SHORT TASK ▸
Arrange every line of the entries below as a Markdown table with the columns "Row" and "Line", numbering the rows in order and leaving out blank lines.

(Extracted data entries)
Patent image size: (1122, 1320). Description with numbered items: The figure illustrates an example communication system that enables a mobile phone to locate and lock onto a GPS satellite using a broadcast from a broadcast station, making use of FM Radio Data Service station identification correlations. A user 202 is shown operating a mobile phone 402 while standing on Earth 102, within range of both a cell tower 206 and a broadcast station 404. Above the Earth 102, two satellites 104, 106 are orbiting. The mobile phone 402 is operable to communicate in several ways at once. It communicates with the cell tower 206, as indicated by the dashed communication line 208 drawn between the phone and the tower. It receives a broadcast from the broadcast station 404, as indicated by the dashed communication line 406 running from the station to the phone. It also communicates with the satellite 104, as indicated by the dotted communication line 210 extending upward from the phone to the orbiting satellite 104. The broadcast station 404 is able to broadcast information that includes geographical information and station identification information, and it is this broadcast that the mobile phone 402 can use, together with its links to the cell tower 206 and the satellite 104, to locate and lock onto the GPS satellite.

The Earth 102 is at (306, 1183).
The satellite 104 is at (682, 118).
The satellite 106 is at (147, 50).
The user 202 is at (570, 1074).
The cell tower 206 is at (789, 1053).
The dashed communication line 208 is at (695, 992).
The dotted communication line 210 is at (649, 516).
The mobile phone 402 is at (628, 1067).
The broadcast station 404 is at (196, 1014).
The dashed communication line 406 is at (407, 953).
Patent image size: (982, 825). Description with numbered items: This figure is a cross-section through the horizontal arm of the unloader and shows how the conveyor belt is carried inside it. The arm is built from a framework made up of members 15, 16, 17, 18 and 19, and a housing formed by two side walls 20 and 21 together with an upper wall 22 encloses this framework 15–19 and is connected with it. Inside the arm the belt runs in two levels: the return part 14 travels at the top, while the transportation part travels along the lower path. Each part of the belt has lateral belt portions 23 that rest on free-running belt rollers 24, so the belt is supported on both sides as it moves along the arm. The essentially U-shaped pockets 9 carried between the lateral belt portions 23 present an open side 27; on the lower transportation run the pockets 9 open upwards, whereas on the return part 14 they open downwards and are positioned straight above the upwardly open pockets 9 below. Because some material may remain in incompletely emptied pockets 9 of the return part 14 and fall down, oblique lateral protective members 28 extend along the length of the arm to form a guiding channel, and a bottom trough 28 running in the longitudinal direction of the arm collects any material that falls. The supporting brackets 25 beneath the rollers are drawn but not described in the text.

RESULT BELOW ▸
| Row | Line |
|---|---|
| 1 | Patent image size: (1122, 1320). Description with numbered items: The figure illustrates an example communication system that enables a mobile phone to locate and lock onto a GPS satellite using a broadcast from a broadcast station, making use of FM Radio Data Service station identification correlations. A user 202 is shown operating a mobile phone 402 while standing on Earth 102, within range of both a cell tower 206 and a broadcast station 404. Above the Earth 102, two satellites 104, 106 are orbiting. The mobile phone 402 is operable to communicate in several ways at once. It communicates with the cell tower 206, as indicated by the dashed communication line 208 drawn between the phone and the tower. It receives a broadcast from the broadcast station 404, as indicated by the dashed communication line 406 running from the station to the phone. It also communicates with the satellite 104, as indicated by the dotted communication line 210 extending upward from the phone to the orbiting satellite 104. The broadcast station 404 is able to broadcast information that includes geographical information and station identification information, and it is this broadcast that the mobile phone 402 can use, together with its links to the cell tower 206 and the satellite 104, to locate and lock onto the GPS satellite. |
| 2 | The Earth 102 is at (306, 1183). |
| 3 | The satellite 104 is at (682, 118). |
| 4 | The satellite 106 is at (147, 50). |
| 5 | The user 202 is at (570, 1074). |
| 6 | The cell tower 206 is at (789, 1053). |
| 7 | The dashed communication line 208 is at (695, 992). |
| 8 | The dotted communication line 210 is at (649, 516). |
| 9 | The mobile phone 402 is at (628, 1067). |
| 10 | The broadcast station 404 is at (196, 1014). |
| 11 | The dashed communication line 406 is at (407, 953). |
| 12 | Patent image size: (982, 825). Description with numbered items: This figure is a cross-section through the horizontal arm of the unloader and shows how the conveyor belt is carried inside it. The arm is built from a framework made up of members 15, 16, 17, 18 and 19, and a housing formed by two side walls 20 and 21 together with an upper wall 22 encloses this framework 15–19 and is connected with it. Inside the arm the belt runs in two levels: the return part 14 travels at the top, while the transportation part travels along the lower path. Each part of the belt has lateral belt portions 23 that rest on free-running belt rollers 24, so the belt is supported on both sides as it moves along the arm. The essentially U-shaped pockets 9 carried between the lateral belt portions 23 present an open side 27; on the lower transportation run the pockets 9 open upwards, whereas on the return part 14 they open downwards and are positioned straight above the upwardly open pockets 9 below. Because some material may remain in incompletely emptied pockets 9 of the return part 14 and fall down, oblique lateral protective members 28 extend along the length of the arm to form a guiding channel, and a bottom trough 28 running in the longitudinal direction of the arm collects any material that falls. The supporting brackets 25 beneath the rollers are drawn but not described in the text. |